### Task description
From the entries below, list each line with "square".

— start Records for this task —

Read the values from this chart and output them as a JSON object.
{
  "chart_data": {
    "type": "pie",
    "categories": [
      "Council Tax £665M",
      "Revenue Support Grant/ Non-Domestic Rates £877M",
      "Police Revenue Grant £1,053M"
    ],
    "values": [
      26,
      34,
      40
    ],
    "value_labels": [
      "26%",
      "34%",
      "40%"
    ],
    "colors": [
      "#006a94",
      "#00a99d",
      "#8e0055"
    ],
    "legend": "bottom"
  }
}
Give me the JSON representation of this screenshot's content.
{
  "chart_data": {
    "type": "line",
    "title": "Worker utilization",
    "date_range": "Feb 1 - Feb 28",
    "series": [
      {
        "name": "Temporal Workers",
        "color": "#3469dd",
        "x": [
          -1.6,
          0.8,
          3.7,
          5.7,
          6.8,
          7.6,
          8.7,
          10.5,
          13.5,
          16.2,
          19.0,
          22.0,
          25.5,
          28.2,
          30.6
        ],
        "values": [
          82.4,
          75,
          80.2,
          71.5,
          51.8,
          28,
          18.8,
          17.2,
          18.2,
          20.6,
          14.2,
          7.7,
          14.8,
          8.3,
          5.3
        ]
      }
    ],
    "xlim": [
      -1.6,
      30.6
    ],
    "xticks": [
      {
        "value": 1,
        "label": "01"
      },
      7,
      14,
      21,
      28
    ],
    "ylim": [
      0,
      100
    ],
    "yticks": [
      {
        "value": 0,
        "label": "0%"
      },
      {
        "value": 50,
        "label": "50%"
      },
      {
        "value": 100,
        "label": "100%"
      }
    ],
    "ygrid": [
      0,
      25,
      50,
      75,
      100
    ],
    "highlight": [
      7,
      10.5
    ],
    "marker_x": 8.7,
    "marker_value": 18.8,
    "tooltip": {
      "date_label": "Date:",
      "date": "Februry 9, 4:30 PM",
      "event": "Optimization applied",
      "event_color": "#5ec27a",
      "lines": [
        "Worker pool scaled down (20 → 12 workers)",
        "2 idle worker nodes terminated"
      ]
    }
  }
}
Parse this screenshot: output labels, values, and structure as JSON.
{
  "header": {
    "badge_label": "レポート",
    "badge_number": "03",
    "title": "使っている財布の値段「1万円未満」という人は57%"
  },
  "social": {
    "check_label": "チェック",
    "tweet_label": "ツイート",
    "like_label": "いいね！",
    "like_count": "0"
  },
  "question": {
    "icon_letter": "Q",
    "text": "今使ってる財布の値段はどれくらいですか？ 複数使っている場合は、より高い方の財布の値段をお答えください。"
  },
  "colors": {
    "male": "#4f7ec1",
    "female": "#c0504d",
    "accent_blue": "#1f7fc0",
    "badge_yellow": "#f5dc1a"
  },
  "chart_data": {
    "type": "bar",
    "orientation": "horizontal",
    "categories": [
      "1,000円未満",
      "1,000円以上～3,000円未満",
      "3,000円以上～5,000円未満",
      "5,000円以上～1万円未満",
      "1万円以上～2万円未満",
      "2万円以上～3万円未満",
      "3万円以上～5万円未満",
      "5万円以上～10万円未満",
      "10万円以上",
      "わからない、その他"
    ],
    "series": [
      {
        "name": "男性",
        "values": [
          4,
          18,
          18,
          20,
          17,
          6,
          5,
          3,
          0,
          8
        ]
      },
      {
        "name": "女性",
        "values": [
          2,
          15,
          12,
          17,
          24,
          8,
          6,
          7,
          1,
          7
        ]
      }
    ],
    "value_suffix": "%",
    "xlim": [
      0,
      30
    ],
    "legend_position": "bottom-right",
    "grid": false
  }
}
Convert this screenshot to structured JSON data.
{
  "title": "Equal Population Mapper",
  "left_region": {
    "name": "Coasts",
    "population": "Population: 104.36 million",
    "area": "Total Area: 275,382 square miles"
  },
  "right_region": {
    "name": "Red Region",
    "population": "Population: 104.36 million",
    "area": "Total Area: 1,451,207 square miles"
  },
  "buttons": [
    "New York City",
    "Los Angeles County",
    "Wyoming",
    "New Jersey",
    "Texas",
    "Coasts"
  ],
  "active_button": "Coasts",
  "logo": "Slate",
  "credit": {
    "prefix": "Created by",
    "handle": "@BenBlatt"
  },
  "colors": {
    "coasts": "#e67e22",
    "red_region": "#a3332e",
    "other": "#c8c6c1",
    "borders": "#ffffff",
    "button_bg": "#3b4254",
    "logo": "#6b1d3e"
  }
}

— end Records for this task —

### Exercise result
    "area": "Total Area: 275,382 square miles"
    "area": "Total Area: 1,451,207 square miles"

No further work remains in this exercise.